GIVEN RECORDS start

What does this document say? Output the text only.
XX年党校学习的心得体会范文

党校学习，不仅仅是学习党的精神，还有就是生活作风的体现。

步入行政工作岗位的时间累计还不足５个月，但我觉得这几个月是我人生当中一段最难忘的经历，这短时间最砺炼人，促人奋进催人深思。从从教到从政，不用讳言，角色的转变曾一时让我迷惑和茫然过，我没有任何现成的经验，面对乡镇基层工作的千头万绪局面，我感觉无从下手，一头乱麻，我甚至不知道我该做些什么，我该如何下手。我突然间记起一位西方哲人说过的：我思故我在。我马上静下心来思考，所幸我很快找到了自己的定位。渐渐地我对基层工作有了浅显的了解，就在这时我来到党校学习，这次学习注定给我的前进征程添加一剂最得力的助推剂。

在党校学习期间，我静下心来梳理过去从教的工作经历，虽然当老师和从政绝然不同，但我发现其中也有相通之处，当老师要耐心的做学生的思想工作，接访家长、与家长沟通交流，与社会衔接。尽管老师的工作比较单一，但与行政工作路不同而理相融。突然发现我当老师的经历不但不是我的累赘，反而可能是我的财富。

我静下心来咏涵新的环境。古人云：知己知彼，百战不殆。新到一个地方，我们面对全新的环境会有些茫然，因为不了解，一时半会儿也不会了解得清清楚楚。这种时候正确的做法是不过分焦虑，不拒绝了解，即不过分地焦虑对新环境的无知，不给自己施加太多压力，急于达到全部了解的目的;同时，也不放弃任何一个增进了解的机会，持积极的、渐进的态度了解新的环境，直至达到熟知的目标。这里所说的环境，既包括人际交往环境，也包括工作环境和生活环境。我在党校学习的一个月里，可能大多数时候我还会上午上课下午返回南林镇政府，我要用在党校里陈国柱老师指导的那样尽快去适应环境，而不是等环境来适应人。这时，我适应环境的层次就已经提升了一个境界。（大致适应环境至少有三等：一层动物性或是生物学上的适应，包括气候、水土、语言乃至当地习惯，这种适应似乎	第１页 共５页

GIVEN RECORDS end

PROBLEM TO WORK ON: Quote the listing in full, please, keeping every line exact.

REPLY TO THE TASK:
What does this document say? Output the text only.
XX年党校学习的心得体会范文

党校学习，不仅仅是学习党的精神，还有就是生活作风的体现。

步入行政工作岗位的时间累计还不足５个月，但我觉得这几个月是我人生当中一段最难忘的经历，这短时间最砺炼人，促人奋进催人深思。从从教到从政，不用讳言，角色的转变曾一时让我迷惑和茫然过，我没有任何现成的经验，面对乡镇基层工作的千头万绪局面，我感觉无从下手，一头乱麻，我甚至不知道我该做些什么，我该如何下手。我突然间记起一位西方哲人说过的：我思故我在。我马上静下心来思考，所幸我很快找到了自己的定位。渐渐地我对基层工作有了浅显的了解，就在这时我来到党校学习，这次学习注定给我的前进征程添加一剂最得力的助推剂。

在党校学习期间，我静下心来梳理过去从教的工作经历，虽然当老师和从政绝然不同，但我发现其中也有相通之处，当老师要耐心的做学生的思想工作，接访家长、与家长沟通交流，与社会衔接。尽管老师的工作比较单一，但与行政工作路不同而理相融。突然发现我当老师的经历不但不是我的累赘，反而可能是我的财富。

我静下心来咏涵新的环境。古人云：知己知彼，百战不殆。新到一个地方，我们面对全新的环境会有些茫然，因为不了解，一时半会儿也不会了解得清清楚楚。这种时候正确的做法是不过分焦虑，不拒绝了解，即不过分地焦虑对新环境的无知，不给自己施加太多压力，急于达到全部了解的目的;同时，也不放弃任何一个增进了解的机会，持积极的、渐进的态度了解新的环境，直至达到熟知的目标。这里所说的环境，既包括人际交往环境，也包括工作环境和生活环境。我在党校学习的一个月里，可能大多数时候我还会上午上课下午返回南林镇政府，我要用在党校里陈国柱老师指导的那样尽快去适应环境，而不是等环境来适应人。这时，我适应环境的层次就已经提升了一个境界。（大致适应环境至少有三等：一层动物性或是生物学上的适应，包括气候、水土、语言乃至当地习惯，这种适应似乎	第１页 共５页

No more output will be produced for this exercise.